Determine the number of lines in the listing below where the string "медицинского" occurs; answer with the number alone.

....................

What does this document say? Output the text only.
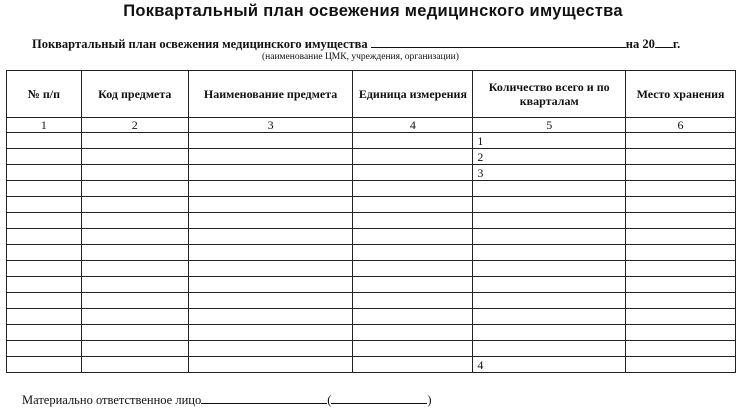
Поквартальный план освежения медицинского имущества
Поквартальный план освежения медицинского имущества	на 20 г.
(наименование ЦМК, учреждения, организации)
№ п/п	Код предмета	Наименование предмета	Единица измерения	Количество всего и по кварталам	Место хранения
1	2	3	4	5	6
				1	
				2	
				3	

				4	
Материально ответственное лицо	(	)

....................

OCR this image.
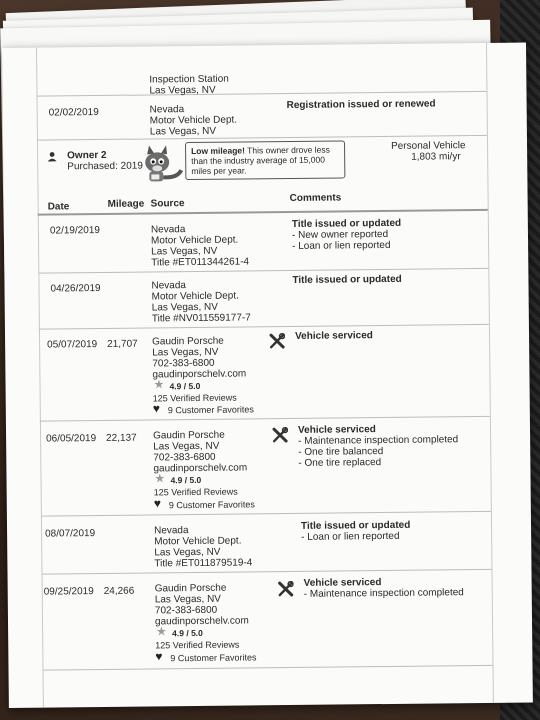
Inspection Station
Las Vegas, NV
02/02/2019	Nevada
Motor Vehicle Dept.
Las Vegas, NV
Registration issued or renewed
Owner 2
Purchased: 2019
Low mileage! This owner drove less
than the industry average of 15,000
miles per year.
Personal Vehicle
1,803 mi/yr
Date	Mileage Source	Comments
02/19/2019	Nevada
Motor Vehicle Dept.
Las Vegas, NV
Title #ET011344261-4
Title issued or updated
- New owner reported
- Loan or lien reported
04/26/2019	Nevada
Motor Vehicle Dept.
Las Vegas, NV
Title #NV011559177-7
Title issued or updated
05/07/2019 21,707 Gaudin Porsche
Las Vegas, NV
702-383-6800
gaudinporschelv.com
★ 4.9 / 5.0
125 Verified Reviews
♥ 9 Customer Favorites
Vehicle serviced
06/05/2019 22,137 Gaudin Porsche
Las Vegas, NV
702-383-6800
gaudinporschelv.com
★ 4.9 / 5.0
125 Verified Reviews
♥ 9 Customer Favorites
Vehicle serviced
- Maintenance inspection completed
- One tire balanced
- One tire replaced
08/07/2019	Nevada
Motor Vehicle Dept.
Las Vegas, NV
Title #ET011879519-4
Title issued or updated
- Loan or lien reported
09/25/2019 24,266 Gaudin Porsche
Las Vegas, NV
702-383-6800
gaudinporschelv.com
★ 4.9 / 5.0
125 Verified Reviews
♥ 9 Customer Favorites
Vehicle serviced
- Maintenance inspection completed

....................

• **Task result**: 2